* **Instructions for the task**
Select from the data all lines with the word "ngọt".
====== Provided records ======
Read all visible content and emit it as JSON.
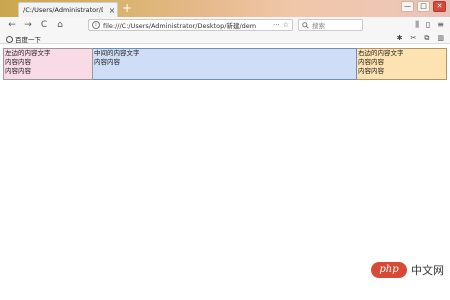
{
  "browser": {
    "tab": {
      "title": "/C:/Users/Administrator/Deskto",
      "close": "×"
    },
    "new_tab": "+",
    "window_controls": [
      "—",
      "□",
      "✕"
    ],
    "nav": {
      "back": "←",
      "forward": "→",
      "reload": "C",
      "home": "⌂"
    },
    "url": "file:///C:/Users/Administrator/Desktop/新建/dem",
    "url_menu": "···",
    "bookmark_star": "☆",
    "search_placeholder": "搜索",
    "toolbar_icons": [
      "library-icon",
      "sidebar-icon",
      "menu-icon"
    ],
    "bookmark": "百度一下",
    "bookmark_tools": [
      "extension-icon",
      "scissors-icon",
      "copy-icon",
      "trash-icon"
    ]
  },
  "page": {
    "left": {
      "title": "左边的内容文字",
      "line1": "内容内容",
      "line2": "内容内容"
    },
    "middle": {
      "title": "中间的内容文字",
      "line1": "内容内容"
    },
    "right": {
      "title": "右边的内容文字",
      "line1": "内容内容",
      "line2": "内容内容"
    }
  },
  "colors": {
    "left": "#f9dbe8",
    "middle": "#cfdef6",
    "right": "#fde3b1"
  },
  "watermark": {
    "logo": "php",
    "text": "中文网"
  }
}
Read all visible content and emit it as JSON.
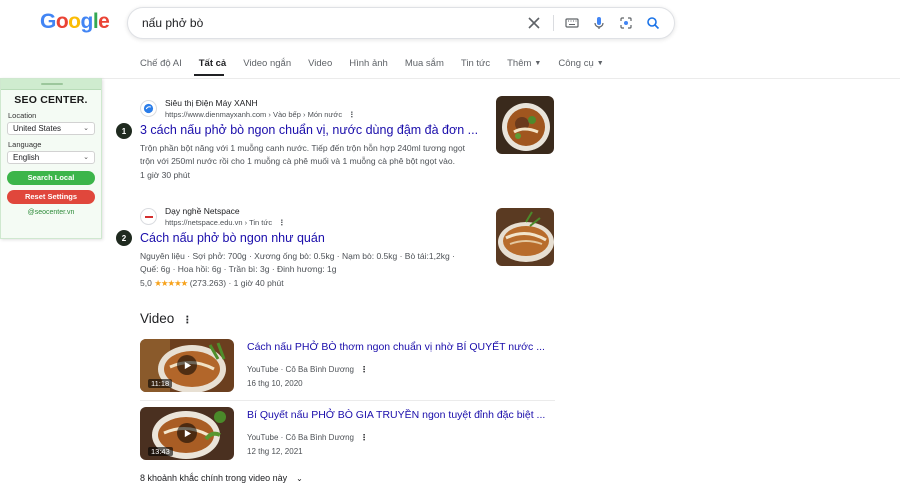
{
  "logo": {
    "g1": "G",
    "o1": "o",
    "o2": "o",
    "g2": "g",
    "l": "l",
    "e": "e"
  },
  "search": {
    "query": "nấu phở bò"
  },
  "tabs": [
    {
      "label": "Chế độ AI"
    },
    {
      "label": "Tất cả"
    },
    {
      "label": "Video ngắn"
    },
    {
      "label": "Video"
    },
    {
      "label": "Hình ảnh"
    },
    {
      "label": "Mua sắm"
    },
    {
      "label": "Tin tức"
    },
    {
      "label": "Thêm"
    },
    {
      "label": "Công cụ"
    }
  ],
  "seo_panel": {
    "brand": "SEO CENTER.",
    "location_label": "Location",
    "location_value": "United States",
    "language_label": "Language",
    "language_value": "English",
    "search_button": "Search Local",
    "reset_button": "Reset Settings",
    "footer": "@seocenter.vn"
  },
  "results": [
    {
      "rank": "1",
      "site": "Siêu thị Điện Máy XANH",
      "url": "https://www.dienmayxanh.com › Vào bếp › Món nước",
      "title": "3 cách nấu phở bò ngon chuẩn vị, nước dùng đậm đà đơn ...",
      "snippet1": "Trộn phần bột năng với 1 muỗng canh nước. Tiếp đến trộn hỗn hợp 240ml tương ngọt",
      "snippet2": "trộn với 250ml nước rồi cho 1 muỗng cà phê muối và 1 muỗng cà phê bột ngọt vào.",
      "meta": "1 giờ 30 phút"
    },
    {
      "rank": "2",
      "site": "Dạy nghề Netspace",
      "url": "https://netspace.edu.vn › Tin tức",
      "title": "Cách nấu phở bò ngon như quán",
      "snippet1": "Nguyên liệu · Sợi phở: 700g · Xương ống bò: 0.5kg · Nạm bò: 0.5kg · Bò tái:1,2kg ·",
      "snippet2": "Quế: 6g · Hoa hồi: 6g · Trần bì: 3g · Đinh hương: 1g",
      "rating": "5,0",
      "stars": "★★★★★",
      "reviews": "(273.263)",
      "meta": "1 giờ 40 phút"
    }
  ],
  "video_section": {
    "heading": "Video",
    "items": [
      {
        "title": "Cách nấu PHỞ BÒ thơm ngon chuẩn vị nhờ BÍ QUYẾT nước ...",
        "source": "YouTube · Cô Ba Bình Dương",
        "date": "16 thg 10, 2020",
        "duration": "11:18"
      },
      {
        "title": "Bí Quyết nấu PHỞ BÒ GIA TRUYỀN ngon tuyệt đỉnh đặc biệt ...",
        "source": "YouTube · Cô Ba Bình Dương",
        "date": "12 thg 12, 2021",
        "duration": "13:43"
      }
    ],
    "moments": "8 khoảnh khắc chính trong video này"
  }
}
======
====== Provided records ======
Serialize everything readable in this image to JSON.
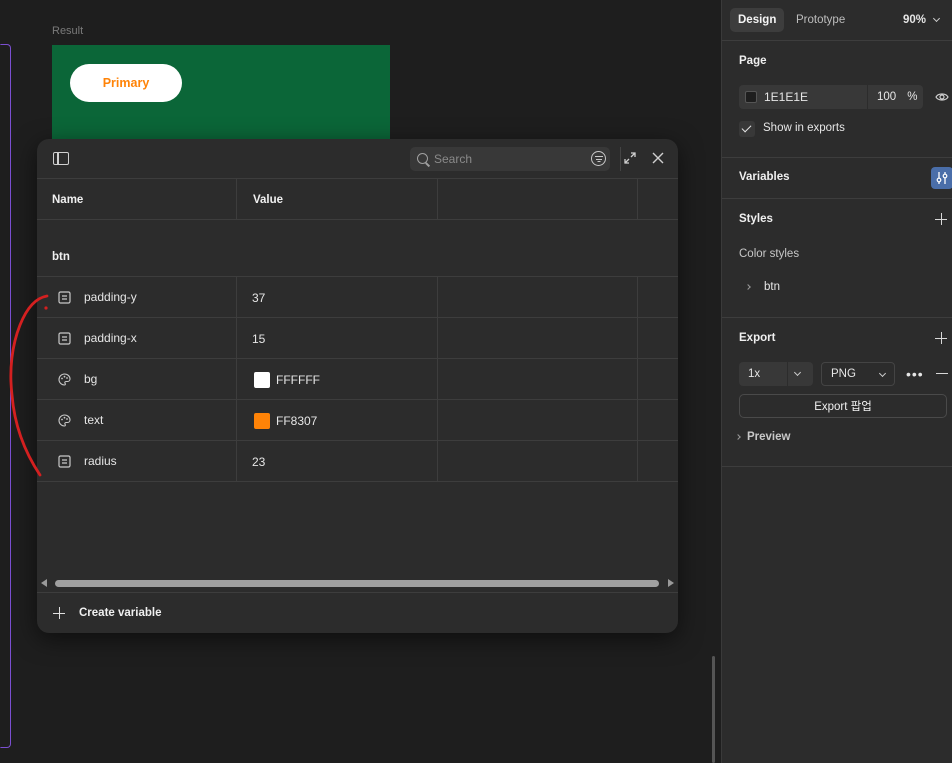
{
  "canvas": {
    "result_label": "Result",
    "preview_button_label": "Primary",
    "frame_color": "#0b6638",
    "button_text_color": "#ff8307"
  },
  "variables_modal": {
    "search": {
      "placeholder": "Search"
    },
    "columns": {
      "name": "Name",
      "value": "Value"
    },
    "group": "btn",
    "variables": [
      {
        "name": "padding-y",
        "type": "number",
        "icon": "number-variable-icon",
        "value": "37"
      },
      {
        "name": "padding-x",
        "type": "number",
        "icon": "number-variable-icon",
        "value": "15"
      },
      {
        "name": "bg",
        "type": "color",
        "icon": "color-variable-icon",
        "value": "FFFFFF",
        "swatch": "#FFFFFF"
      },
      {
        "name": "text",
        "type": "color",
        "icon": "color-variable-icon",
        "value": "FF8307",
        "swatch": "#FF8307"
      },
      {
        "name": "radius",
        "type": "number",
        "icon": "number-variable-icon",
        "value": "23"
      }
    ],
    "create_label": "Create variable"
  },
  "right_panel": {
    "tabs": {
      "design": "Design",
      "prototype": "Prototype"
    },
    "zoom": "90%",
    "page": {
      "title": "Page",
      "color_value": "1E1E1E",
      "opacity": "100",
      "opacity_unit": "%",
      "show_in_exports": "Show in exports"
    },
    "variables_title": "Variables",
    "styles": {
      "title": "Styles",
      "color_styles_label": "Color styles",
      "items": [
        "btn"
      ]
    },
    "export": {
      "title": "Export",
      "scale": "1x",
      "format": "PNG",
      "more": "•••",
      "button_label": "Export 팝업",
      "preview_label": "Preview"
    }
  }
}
======
* **In response**
      "snippet1": "Trộn phần bột năng với 1 muỗng canh nước. Tiếp đến trộn hỗn hợp 240ml tương ngọt",
      "snippet2": "trộn với 250ml nước rồi cho 1 muỗng cà phê muối và 1 muỗng cà phê bột ngọt vào.",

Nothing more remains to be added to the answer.